Problem description
Transcribe the entries that follow, word for word.
***** Extracted records *****
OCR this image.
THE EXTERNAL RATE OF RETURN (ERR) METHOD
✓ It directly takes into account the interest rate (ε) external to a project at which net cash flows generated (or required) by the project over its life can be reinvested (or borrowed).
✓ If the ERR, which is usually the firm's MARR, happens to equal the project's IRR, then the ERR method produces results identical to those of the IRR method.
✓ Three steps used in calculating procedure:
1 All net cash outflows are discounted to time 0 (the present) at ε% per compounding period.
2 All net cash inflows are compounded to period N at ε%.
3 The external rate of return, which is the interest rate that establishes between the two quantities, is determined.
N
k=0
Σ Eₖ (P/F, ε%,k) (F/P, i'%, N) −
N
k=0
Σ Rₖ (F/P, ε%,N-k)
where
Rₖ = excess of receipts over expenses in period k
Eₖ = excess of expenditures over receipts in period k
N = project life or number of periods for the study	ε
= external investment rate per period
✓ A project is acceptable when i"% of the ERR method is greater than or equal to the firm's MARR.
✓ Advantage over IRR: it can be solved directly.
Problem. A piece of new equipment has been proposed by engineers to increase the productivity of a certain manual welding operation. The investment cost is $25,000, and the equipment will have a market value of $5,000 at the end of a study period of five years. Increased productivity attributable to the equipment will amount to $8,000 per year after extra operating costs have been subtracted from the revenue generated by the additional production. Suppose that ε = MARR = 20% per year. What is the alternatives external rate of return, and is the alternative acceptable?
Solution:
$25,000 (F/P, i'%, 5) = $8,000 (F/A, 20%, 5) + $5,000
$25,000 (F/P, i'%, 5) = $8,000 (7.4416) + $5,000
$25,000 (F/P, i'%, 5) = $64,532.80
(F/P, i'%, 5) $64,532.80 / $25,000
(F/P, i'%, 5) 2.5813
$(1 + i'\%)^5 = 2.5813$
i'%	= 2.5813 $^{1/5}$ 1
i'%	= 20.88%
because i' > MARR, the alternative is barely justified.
*****
Full answer
OCR this image.
THE EXTERNAL RATE OF RETURN (ERR) METHOD
✓ It directly takes into account the interest rate (ε) external to a project at which net cash flows generated (or required) by the project over its life can be reinvested (or borrowed).
✓ If the ERR, which is usually the firm's MARR, happens to equal the project's IRR, then the ERR method produces results identical to those of the IRR method.
✓ Three steps used in calculating procedure:
1 All net cash outflows are discounted to time 0 (the present) at ε% per compounding period.
2 All net cash inflows are compounded to period N at ε%.
3 The external rate of return, which is the interest rate that establishes between the two quantities, is determined.
N
k=0
Σ Eₖ (P/F, ε%,k) (F/P, i'%, N) −
N
k=0
Σ Rₖ (F/P, ε%,N-k)
where
Rₖ = excess of receipts over expenses in period k
Eₖ = excess of expenditures over receipts in period k
N = project life or number of periods for the study	ε
= external investment rate per period
✓ A project is acceptable when i"% of the ERR method is greater than or equal to the firm's MARR.
✓ Advantage over IRR: it can be solved directly.
Problem. A piece of new equipment has been proposed by engineers to increase the productivity of a certain manual welding operation. The investment cost is $25,000, and the equipment will have a market value of $5,000 at the end of a study period of five years. Increased productivity attributable to the equipment will amount to $8,000 per year after extra operating costs have been subtracted from the revenue generated by the additional production. Suppose that ε = MARR = 20% per year. What is the alternatives external rate of return, and is the alternative acceptable?
Solution:
$25,000 (F/P, i'%, 5) = $8,000 (F/A, 20%, 5) + $5,000
$25,000 (F/P, i'%, 5) = $8,000 (7.4416) + $5,000
$25,000 (F/P, i'%, 5) = $64,532.80
(F/P, i'%, 5) $64,532.80 / $25,000
(F/P, i'%, 5) 2.5813
$(1 + i'\%)^5 = 2.5813$
i'%	= 2.5813 $^{1/5}$ 1
i'%	= 20.88%
because i' > MARR, the alternative is barely justified.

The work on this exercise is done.